───── Provided information ─────

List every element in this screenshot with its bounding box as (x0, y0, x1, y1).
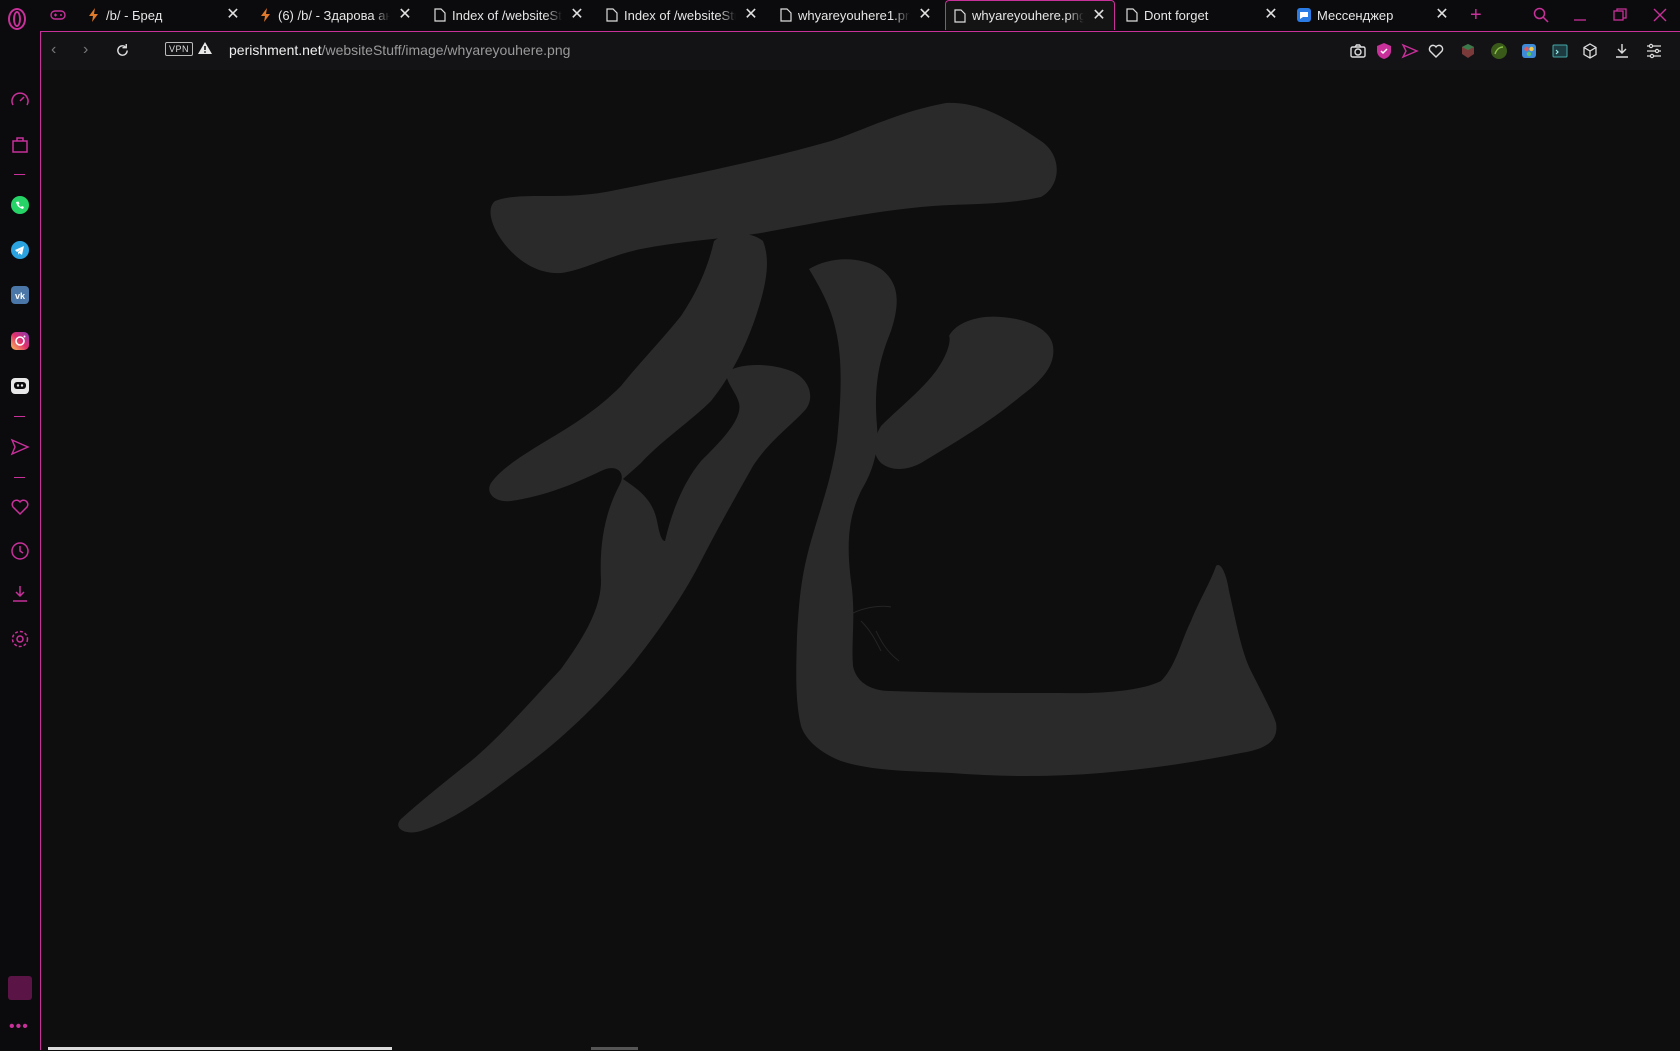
new-tab-button[interactable]: + (1470, 5, 1482, 25)
extension-2-icon[interactable] (1490, 42, 1508, 60)
tab-title: /b/ - Бред (106, 7, 163, 23)
downloads-icon[interactable] (10, 584, 30, 604)
gamepad-icon[interactable] (50, 8, 66, 22)
kanji-death-image (398, 102, 1277, 833)
lightning-icon (261, 8, 270, 22)
more-icon[interactable]: ••• (9, 1018, 29, 1036)
tab-item[interactable]: whyareyouhere1.png ( ✕ (780, 0, 940, 30)
tab-title: Dont forget (1144, 7, 1209, 23)
sidebar-divider (14, 477, 25, 478)
tab-item[interactable]: Index of /websiteStuff/ ✕ (606, 0, 766, 30)
settings-icon[interactable] (10, 629, 30, 649)
tab-title: (6) /b/ - Здарова анон (278, 7, 390, 23)
tab-item[interactable]: Dont forget ✕ (1126, 0, 1286, 30)
discord-icon[interactable] (10, 376, 30, 396)
shield-icon[interactable] (1375, 42, 1393, 60)
tab-close-icon[interactable]: ✕ (1092, 7, 1106, 23)
document-icon (954, 8, 966, 23)
tab-close-icon[interactable]: ✕ (570, 7, 584, 23)
tab-close-icon[interactable]: ✕ (398, 7, 412, 23)
document-icon (434, 8, 446, 22)
extension-4-icon[interactable] (1551, 42, 1569, 60)
address-bar: ‹ › VPN perishment.net/websiteStuff/imag… (41, 32, 1680, 70)
whatsapp-icon[interactable] (10, 195, 30, 215)
tab-item[interactable]: Мессенджер ✕ (1297, 0, 1457, 30)
close-window-icon[interactable] (1652, 7, 1668, 23)
restore-icon[interactable] (1612, 7, 1628, 23)
camera-icon[interactable] (1349, 42, 1367, 60)
heart-icon[interactable] (10, 497, 30, 517)
sidebar-divider (14, 174, 25, 175)
messenger-icon (1297, 8, 1311, 22)
speed-dial-icon[interactable] (10, 90, 30, 110)
tab-close-icon[interactable]: ✕ (744, 7, 758, 23)
send-icon[interactable] (10, 437, 30, 457)
lightning-icon (89, 8, 98, 22)
url-field[interactable]: perishment.net/websiteStuff/image/whyare… (229, 42, 570, 58)
opera-logo-icon[interactable] (8, 8, 26, 30)
browser-content: ‹ › VPN perishment.net/websiteStuff/imag… (40, 31, 1680, 1051)
tab-title: Index of /websiteStuff/ (624, 7, 736, 23)
tab-title: Мессенджер (1317, 7, 1394, 23)
send-icon[interactable] (1401, 42, 1419, 60)
extension-3-icon[interactable] (1520, 42, 1538, 60)
url-host: perishment.net (229, 42, 322, 58)
shopping-bag-icon[interactable] (10, 134, 30, 154)
tab-close-icon[interactable]: ✕ (226, 7, 240, 23)
telegram-icon[interactable] (10, 240, 30, 260)
warning-icon[interactable] (197, 40, 213, 56)
heart-icon[interactable] (1427, 42, 1445, 60)
cube-icon[interactable] (1581, 42, 1599, 60)
tab-close-icon[interactable]: ✕ (1264, 7, 1278, 23)
url-path: /websiteStuff/image/whyareyouhere.png (321, 42, 571, 58)
search-tabs-icon[interactable] (1533, 7, 1549, 23)
download-icon[interactable] (1613, 42, 1631, 60)
browser-window: /b/ - Бред ✕ (6) /b/ - Здарова анон ✕ In… (0, 0, 1680, 1051)
minimize-icon[interactable] (1572, 7, 1588, 23)
avatar[interactable] (8, 976, 32, 1000)
tab-item[interactable]: (6) /b/ - Здарова анон ✕ (260, 0, 420, 30)
tab-item-active[interactable]: whyareyouhere.png (3 ✕ (945, 0, 1115, 30)
easy-setup-icon[interactable] (1645, 42, 1663, 60)
tab-title: Index of /websiteStuff (452, 7, 562, 23)
tab-title: whyareyouhere.png (3 (972, 8, 1084, 23)
svg-text:vk: vk (15, 291, 26, 301)
sidebar: vk (0, 31, 40, 1050)
reload-icon[interactable] (115, 43, 130, 58)
tab-bar: /b/ - Бред ✕ (6) /b/ - Здарова анон ✕ In… (0, 0, 1680, 31)
extension-1-icon[interactable] (1459, 42, 1477, 60)
vk-icon[interactable]: vk (10, 285, 30, 305)
sidebar-divider (14, 416, 25, 417)
tab-item[interactable]: Index of /websiteStuff ✕ (434, 0, 592, 30)
document-icon (780, 8, 792, 22)
tab-title: whyareyouhere1.png ( (798, 7, 910, 23)
history-icon[interactable] (10, 541, 30, 561)
image-viewport (41, 70, 1680, 1051)
vpn-badge[interactable]: VPN (165, 42, 194, 56)
tab-item[interactable]: /b/ - Бред ✕ (88, 0, 248, 30)
document-icon (606, 8, 618, 22)
instagram-icon[interactable] (10, 331, 30, 351)
forward-button[interactable]: › (83, 42, 99, 58)
tab-close-icon[interactable]: ✕ (918, 7, 932, 23)
tab-close-icon[interactable]: ✕ (1435, 7, 1449, 23)
document-icon (1126, 8, 1138, 22)
back-button[interactable]: ‹ (51, 42, 67, 58)
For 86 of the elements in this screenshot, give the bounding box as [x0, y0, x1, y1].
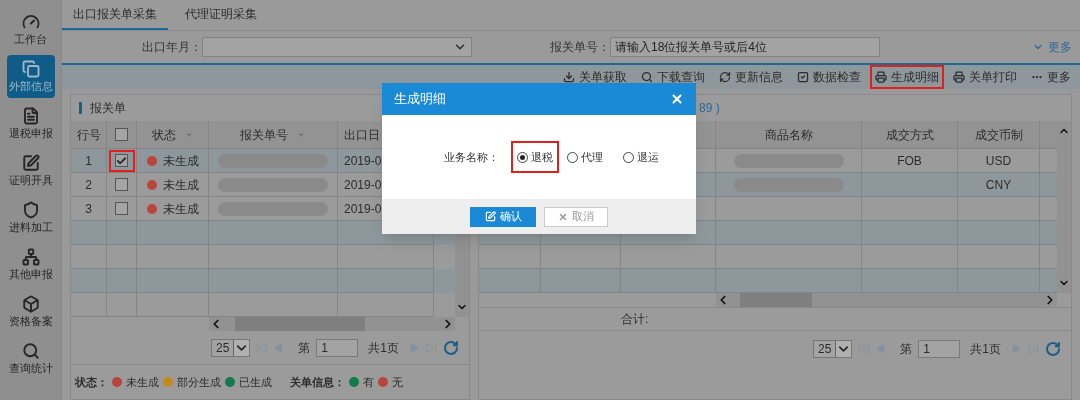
sidebar-item[interactable]: 外部信息 [6, 55, 55, 98]
dialog-title: 生成明细 [394, 90, 446, 109]
legend-text: 未生成 [126, 374, 159, 390]
page-total: 共1页 [970, 341, 1001, 358]
sidebar-item[interactable]: 查询统计 [6, 337, 55, 380]
sidebar-item[interactable]: 资格备案 [6, 290, 55, 333]
tab[interactable]: 代理证明采集 [168, 0, 274, 30]
checkbox[interactable] [115, 128, 128, 141]
status-text: 未生成 [163, 176, 199, 194]
date-cell-text: 2019-0 [344, 176, 382, 194]
row-number: 3 [85, 200, 92, 218]
table-cell-text: USD [985, 152, 1012, 170]
close-icon[interactable] [670, 92, 684, 106]
panel-title: 报关单 [90, 100, 126, 117]
chevron-down-icon [835, 341, 852, 357]
gauge-icon [21, 12, 40, 31]
reload-icon[interactable] [443, 339, 459, 356]
checkbox-icon [797, 71, 809, 83]
search-icon [641, 71, 653, 83]
status-text: 未生成 [163, 152, 199, 170]
shield-icon [21, 200, 40, 219]
page-total: 共1页 [368, 339, 399, 357]
windows-icon [21, 59, 40, 78]
page-field[interactable]: 1 [316, 338, 359, 357]
table-cell-text: FOB [897, 152, 922, 170]
sidebar-item[interactable]: 工作台 [6, 8, 55, 51]
page-label: 第 [900, 341, 913, 358]
legend-text: 有 [363, 374, 374, 390]
tab[interactable]: 出口报关单采集 [62, 0, 168, 30]
sidebar-item[interactable]: 证明开具 [6, 149, 55, 192]
toolbar-button[interactable]: 生成明细 [870, 65, 944, 89]
page-field[interactable]: 1 [918, 340, 961, 358]
legend-text: 无 [392, 374, 403, 390]
radio-option[interactable]: 退税 [511, 141, 559, 173]
row-number: 1 [85, 152, 92, 170]
hierarchy-icon [21, 247, 40, 266]
legend-label: 关单信息： [290, 374, 345, 390]
confirm-button[interactable]: 确认 [470, 206, 536, 227]
sidebar-item[interactable]: 退税申报 [6, 102, 55, 145]
field-label: 报关单号： [550, 38, 610, 56]
page-size-select[interactable]: 25 [812, 340, 853, 358]
field-label: 出口年月： [142, 38, 202, 56]
total-label: 合计: [621, 311, 649, 328]
close-icon [558, 211, 568, 222]
column-header[interactable]: 状态 [151, 125, 176, 144]
panel-title-fragment: 89 ) [699, 100, 720, 117]
chevron-down-icon [233, 339, 250, 356]
horizontal-scrollbar[interactable] [716, 293, 1057, 307]
edit-icon [484, 211, 496, 222]
date-cell-text: 2019-0 [344, 152, 382, 170]
page-label: 第 [298, 339, 311, 357]
toolbar-button[interactable]: 下载查询 [636, 65, 710, 89]
cancel-button[interactable]: 取消 [544, 206, 608, 227]
row-number: 2 [85, 176, 92, 194]
page-size-select[interactable]: 25 [210, 338, 251, 357]
toolbar-button[interactable]: 更多 [1026, 65, 1076, 89]
toolbar-button[interactable]: 关单获取 [558, 65, 632, 89]
search-icon [21, 341, 40, 360]
refresh-icon [719, 71, 731, 83]
date-cell-text: 2019-0 [344, 200, 382, 218]
toolbar-button[interactable]: 数据检查 [792, 65, 866, 89]
reload-icon[interactable] [1045, 341, 1061, 357]
edit-icon [21, 153, 40, 172]
legend-label: 状态： [75, 374, 108, 390]
download-icon [563, 71, 575, 83]
toolbar-button[interactable]: 更新信息 [714, 65, 788, 89]
legend-text: 已生成 [239, 374, 272, 390]
column-header[interactable]: 行号 [76, 125, 101, 144]
table-cell-text: CNY [985, 176, 1012, 194]
checkbox[interactable] [108, 149, 135, 172]
cube-icon [21, 294, 40, 313]
printer-icon [953, 71, 965, 83]
check-icon [116, 154, 127, 167]
document-icon [21, 106, 40, 125]
toolbar-button[interactable]: 关单打印 [948, 65, 1022, 89]
sidebar-item[interactable]: 其他申报 [6, 243, 55, 286]
printer-icon [875, 71, 887, 83]
month-select[interactable] [202, 36, 472, 57]
status-text: 未生成 [163, 200, 199, 218]
legend-text: 部分生成 [177, 374, 221, 390]
declaration-number-field[interactable]: 请输入18位报关单号或后4位 [610, 36, 880, 57]
horizontal-scrollbar[interactable] [209, 317, 455, 331]
vertical-scrollbar[interactable] [1057, 121, 1071, 293]
column-header[interactable]: 出口日 [344, 125, 380, 144]
sidebar-item[interactable]: 进料加工 [6, 196, 55, 239]
column-header[interactable]: 报关单号 [240, 125, 288, 144]
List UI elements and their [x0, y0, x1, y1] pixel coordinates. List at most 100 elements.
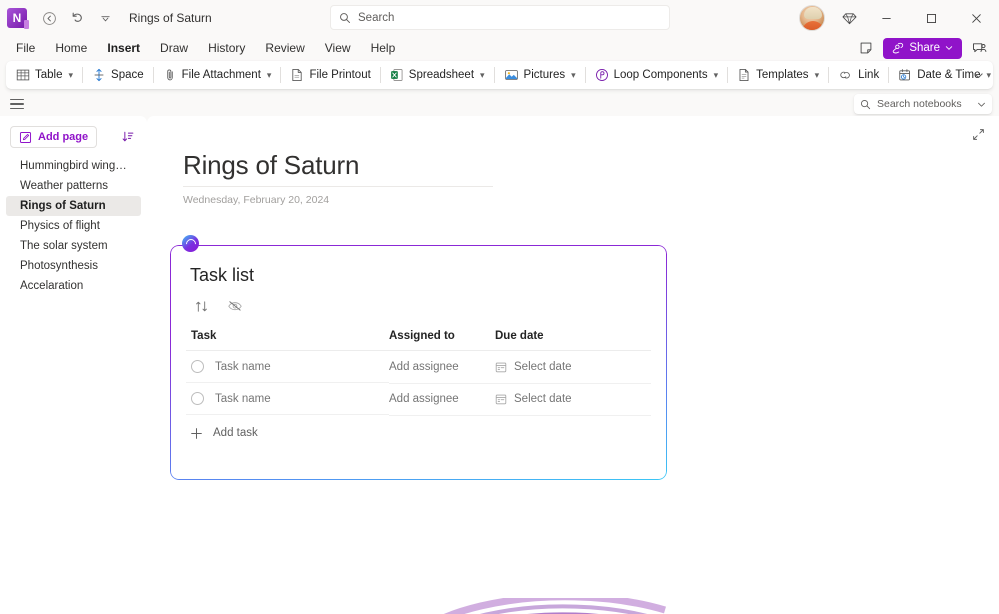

─────

● Set problem: Copy out, with no changes, the lines above starting at the one containing "sidebar-item[interactable]: 外部信息 [6, 55, 55, 98]" and ending at the one containing "gauge-icon [21, 12, 40, 31]", both included.

● Written solution:
sidebar-item[interactable]: 外部信息 [6, 55, 55, 98]
dialog-title: 生成明细 [394, 90, 446, 109]
legend-text: 未生成 [126, 374, 159, 390]
page-total: 共1页 [970, 341, 1001, 358]
sidebar-item[interactable]: 查询统计 [6, 337, 55, 380]
sidebar-item[interactable]: 资格备案 [6, 290, 55, 333]
tab[interactable]: 代理证明采集 [168, 0, 274, 30]
checkbox[interactable] [115, 128, 128, 141]
status-text: 未生成 [163, 176, 199, 194]
date-cell-text: 2019-0 [344, 176, 382, 194]
row-number: 3 [85, 200, 92, 218]
table-cell-text: USD [985, 152, 1012, 170]
close-icon[interactable] [670, 92, 684, 106]
panel-title: 报关单 [90, 100, 126, 117]
chevron-down-icon [835, 341, 852, 357]
gauge-icon [21, 12, 40, 31]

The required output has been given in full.